Task prompt ▸
Every record must appear in your copy exactly as written, with no pictures.

[Data items]
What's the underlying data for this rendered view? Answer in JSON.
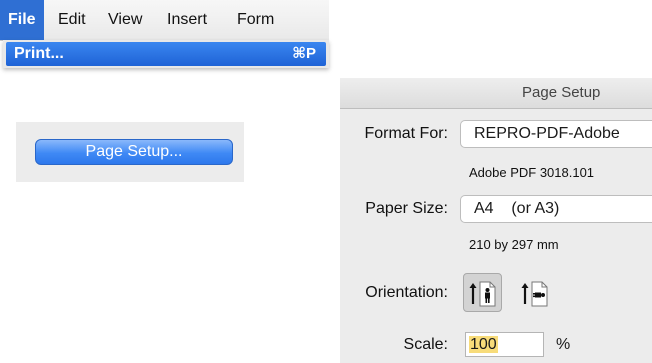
{
  "menubar": {
    "items": [
      {
        "label": "File",
        "active": true
      },
      {
        "label": "Edit",
        "active": false
      },
      {
        "label": "View",
        "active": false
      },
      {
        "label": "Insert",
        "active": false
      },
      {
        "label": "Form",
        "active": false
      }
    ],
    "dropdown": {
      "item_label": "Print...",
      "item_shortcut": "⌘P"
    }
  },
  "page_setup_button": {
    "label": "Page Setup..."
  },
  "dialog": {
    "title": "Page Setup",
    "format_for": {
      "label": "Format For:",
      "value": "REPRO-PDF-Adobe",
      "detail": "Adobe PDF 3018.101"
    },
    "paper_size": {
      "label": "Paper Size:",
      "value": "A4    (or A3)",
      "detail": "210 by 297 mm"
    },
    "orientation": {
      "label": "Orientation:",
      "options": [
        {
          "icon": "portrait-orientation-icon",
          "selected": true
        },
        {
          "icon": "landscape-orientation-icon",
          "selected": false
        }
      ]
    },
    "scale": {
      "label": "Scale:",
      "value": "100",
      "unit": "%"
    }
  },
  "colors": {
    "menu_highlight": "#2f6fd3",
    "button_blue": "#3f89f5",
    "selection_yellow": "#f8dc7a",
    "dialog_bg": "#ececec"
  }
}
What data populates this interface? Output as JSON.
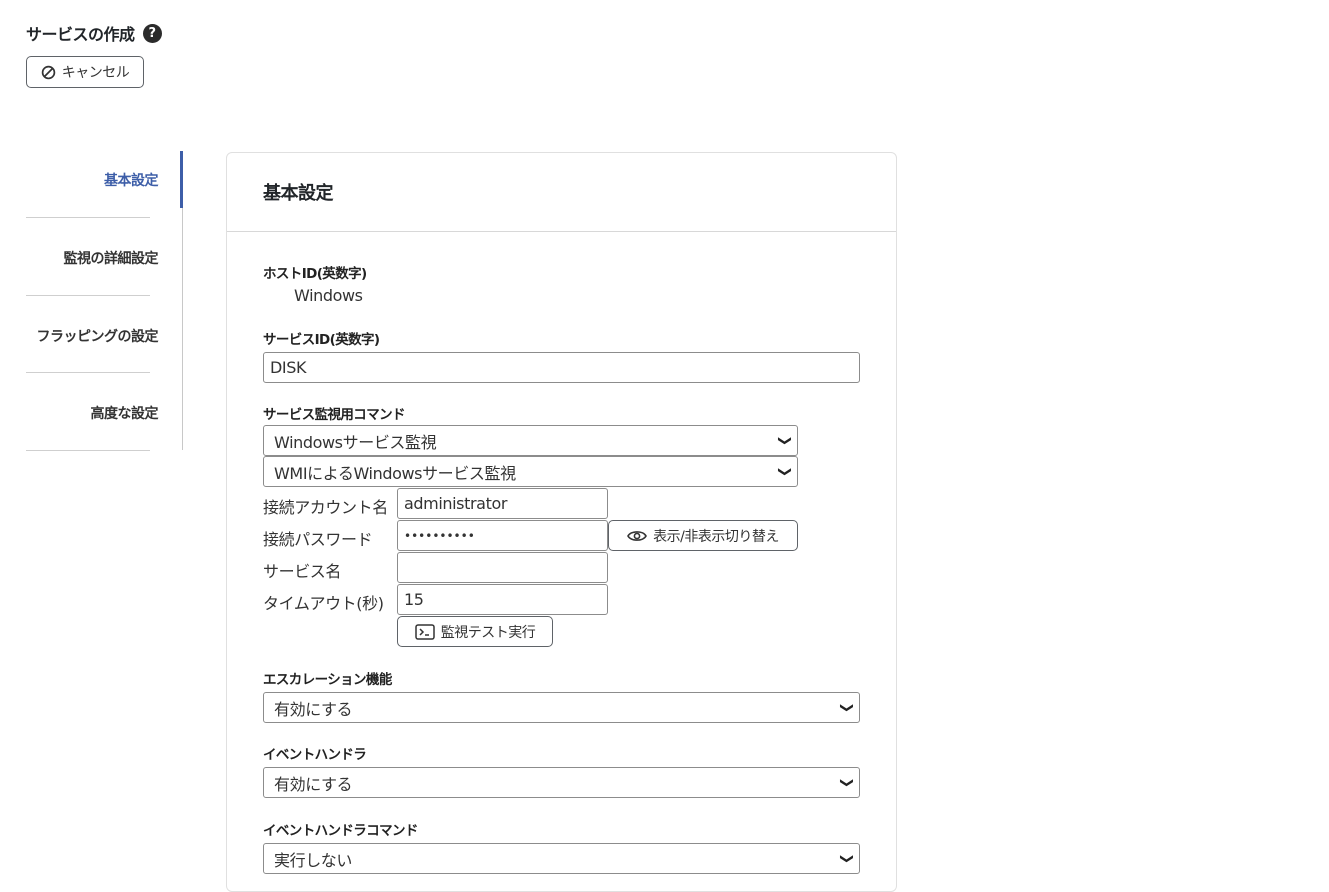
{
  "header": {
    "title": "サービスの作成",
    "help_icon": "question-circle-icon"
  },
  "cancel_button": {
    "label": "キャンセル",
    "icon": "ban-icon"
  },
  "sidenav": {
    "items": [
      {
        "label": "基本設定",
        "active": true
      },
      {
        "label": "監視の詳細設定",
        "active": false
      },
      {
        "label": "フラッピングの設定",
        "active": false
      },
      {
        "label": "高度な設定",
        "active": false
      }
    ],
    "active_color": "#3d5ea8"
  },
  "card": {
    "title": "基本設定",
    "host_id": {
      "label": "ホストID(英数字)",
      "value": "Windows"
    },
    "service_id": {
      "label": "サービスID(英数字)",
      "value": "DISK"
    },
    "command": {
      "label": "サービス監視用コマンド",
      "category_selected": "Windowsサービス監視",
      "command_selected": "WMIによるWindowsサービス監視",
      "params": {
        "account": {
          "label": "接続アカウント名",
          "value": "administrator"
        },
        "password": {
          "label": "接続パスワード",
          "value": "••••••••••"
        },
        "service_name": {
          "label": "サービス名",
          "value": ""
        },
        "timeout": {
          "label": "タイムアウト(秒)",
          "value": "15"
        }
      },
      "toggle_button": {
        "label": "表示/非表示切り替え",
        "icon": "eye-icon"
      },
      "test_button": {
        "label": "監視テスト実行",
        "icon": "terminal-icon"
      }
    },
    "escalation": {
      "label": "エスカレーション機能",
      "selected": "有効にする"
    },
    "event_handler": {
      "label": "イベントハンドラ",
      "selected": "有効にする"
    },
    "event_handler_command": {
      "label": "イベントハンドラコマンド",
      "selected": "実行しない"
    }
  }
}
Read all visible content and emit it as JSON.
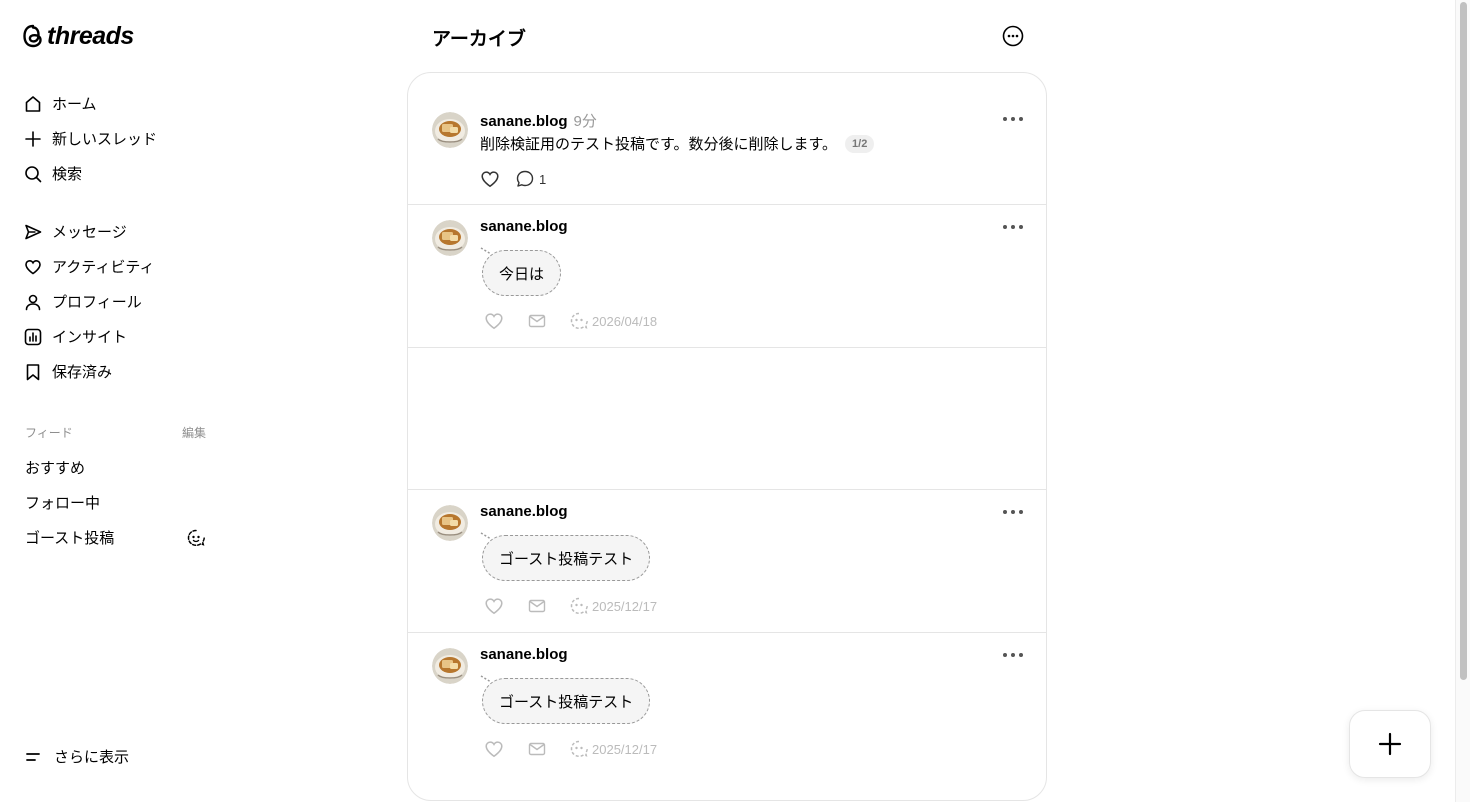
{
  "app": {
    "logo_text": "threads"
  },
  "nav": {
    "items": [
      {
        "label": "ホーム",
        "icon": "home-icon"
      },
      {
        "label": "新しいスレッド",
        "icon": "plus-icon"
      },
      {
        "label": "検索",
        "icon": "search-icon"
      },
      {
        "label": "メッセージ",
        "icon": "send-icon"
      },
      {
        "label": "アクティビティ",
        "icon": "heart-icon"
      },
      {
        "label": "プロフィール",
        "icon": "person-icon"
      },
      {
        "label": "インサイト",
        "icon": "insights-icon"
      },
      {
        "label": "保存済み",
        "icon": "bookmark-icon"
      }
    ]
  },
  "feeds": {
    "heading": "フィード",
    "edit_label": "編集",
    "items": [
      {
        "label": "おすすめ"
      },
      {
        "label": "フォロー中"
      },
      {
        "label": "ゴースト投稿",
        "icon": "ghost-icon"
      }
    ]
  },
  "more": {
    "label": "さらに表示",
    "icon": "menu-icon"
  },
  "page": {
    "title": "アーカイブ",
    "menu_icon": "more-circle-icon"
  },
  "posts": [
    {
      "username": "sanane.blog",
      "time": "9分",
      "text": "削除検証用のテスト投稿です。数分後に削除します。",
      "page_badge": "1/2",
      "reply_count": "1"
    },
    {
      "username": "sanane.blog",
      "text": "今日は",
      "date": "2026/04/18"
    },
    {
      "username": "sanane.blog",
      "text": "ゴースト投稿テスト",
      "date": "2025/12/17"
    },
    {
      "username": "sanane.blog",
      "text": "ゴースト投稿テスト",
      "date": "2025/12/17"
    }
  ],
  "fab": {
    "icon": "plus-icon"
  },
  "colors": {
    "separator": "#e5e5e5",
    "muted": "#999999",
    "ghost_border": "#999999"
  }
}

Finished answer ▸
What's the underlying data for this rendered view? Answer in JSON.
{
  "menubar": {
    "items": [
      {
        "label": "File",
        "active": true
      },
      {
        "label": "Edit",
        "active": false
      },
      {
        "label": "View",
        "active": false
      },
      {
        "label": "Insert",
        "active": false
      },
      {
        "label": "Form",
        "active": false
      }
    ],
    "dropdown": {
      "item_label": "Print...",
      "item_shortcut": "⌘P"
    }
  },
  "page_setup_button": {
    "label": "Page Setup..."
  },
  "dialog": {
    "title": "Page Setup",
    "format_for": {
      "label": "Format For:",
      "value": "REPRO-PDF-Adobe",
      "detail": "Adobe PDF 3018.101"
    },
    "paper_size": {
      "label": "Paper Size:",
      "value": "A4    (or A3)",
      "detail": "210 by 297 mm"
    },
    "orientation": {
      "label": "Orientation:",
      "options": [
        {
          "icon": "portrait-orientation-icon",
          "selected": true
        },
        {
          "icon": "landscape-orientation-icon",
          "selected": false
        }
      ]
    },
    "scale": {
      "label": "Scale:",
      "value": "100",
      "unit": "%"
    }
  },
  "colors": {
    "menu_highlight": "#2f6fd3",
    "button_blue": "#3f89f5",
    "selection_yellow": "#f8dc7a",
    "dialog_bg": "#ececec"
  }
}
What data populates this interface? Output as JSON.
{
  "header": {
    "title": "サービスの作成",
    "help_icon": "question-circle-icon"
  },
  "cancel_button": {
    "label": "キャンセル",
    "icon": "ban-icon"
  },
  "sidenav": {
    "items": [
      {
        "label": "基本設定",
        "active": true
      },
      {
        "label": "監視の詳細設定",
        "active": false
      },
      {
        "label": "フラッピングの設定",
        "active": false
      },
      {
        "label": "高度な設定",
        "active": false
      }
    ],
    "active_color": "#3d5ea8"
  },
  "card": {
    "title": "基本設定",
    "host_id": {
      "label": "ホストID(英数字)",
      "value": "Windows"
    },
    "service_id": {
      "label": "サービスID(英数字)",
      "value": "DISK"
    },
    "command": {
      "label": "サービス監視用コマンド",
      "category_selected": "Windowsサービス監視",
      "command_selected": "WMIによるWindowsサービス監視",
      "params": {
        "account": {
          "label": "接続アカウント名",
          "value": "administrator"
        },
        "password": {
          "label": "接続パスワード",
          "value": "••••••••••"
        },
        "service_name": {
          "label": "サービス名",
          "value": ""
        },
        "timeout": {
          "label": "タイムアウト(秒)",
          "value": "15"
        }
      },
      "toggle_button": {
        "label": "表示/非表示切り替え",
        "icon": "eye-icon"
      },
      "test_button": {
        "label": "監視テスト実行",
        "icon": "terminal-icon"
      }
    },
    "escalation": {
      "label": "エスカレーション機能",
      "selected": "有効にする"
    },
    "event_handler": {
      "label": "イベントハンドラ",
      "selected": "有効にする"
    },
    "event_handler_command": {
      "label": "イベントハンドラコマンド",
      "selected": "実行しない"
    }
  }
}
Read all visible content and emit it as JSON.
{
  "app": {
    "logo_text": "threads"
  },
  "nav": {
    "items": [
      {
        "label": "ホーム",
        "icon": "home-icon"
      },
      {
        "label": "新しいスレッド",
        "icon": "plus-icon"
      },
      {
        "label": "検索",
        "icon": "search-icon"
      },
      {
        "label": "メッセージ",
        "icon": "send-icon"
      },
      {
        "label": "アクティビティ",
        "icon": "heart-icon"
      },
      {
        "label": "プロフィール",
        "icon": "person-icon"
      },
      {
        "label": "インサイト",
        "icon": "insights-icon"
      },
      {
        "label": "保存済み",
        "icon": "bookmark-icon"
      }
    ]
  },
  "feeds": {
    "heading": "フィード",
    "edit_label": "編集",
    "items": [
      {
        "label": "おすすめ"
      },
      {
        "label": "フォロー中"
      },
      {
        "label": "ゴースト投稿",
        "icon": "ghost-icon"
      }
    ]
  },
  "more": {
    "label": "さらに表示",
    "icon": "menu-icon"
  },
  "page": {
    "title": "アーカイブ",
    "menu_icon": "more-circle-icon"
  },
  "posts": [
    {
      "username": "sanane.blog",
      "time": "9分",
      "text": "削除検証用のテスト投稿です。数分後に削除します。",
      "page_badge": "1/2",
      "reply_count": "1"
    },
    {
      "username": "sanane.blog",
      "text": "今日は",
      "date": "2026/04/18"
    },
    {
      "username": "sanane.blog",
      "text": "ゴースト投稿テスト",
      "date": "2025/12/17"
    },
    {
      "username": "sanane.blog",
      "text": "ゴースト投稿テスト",
      "date": "2025/12/17"
    }
  ],
  "fab": {
    "icon": "plus-icon"
  },
  "colors": {
    "separator": "#e5e5e5",
    "muted": "#999999",
    "ghost_border": "#999999"
  }
}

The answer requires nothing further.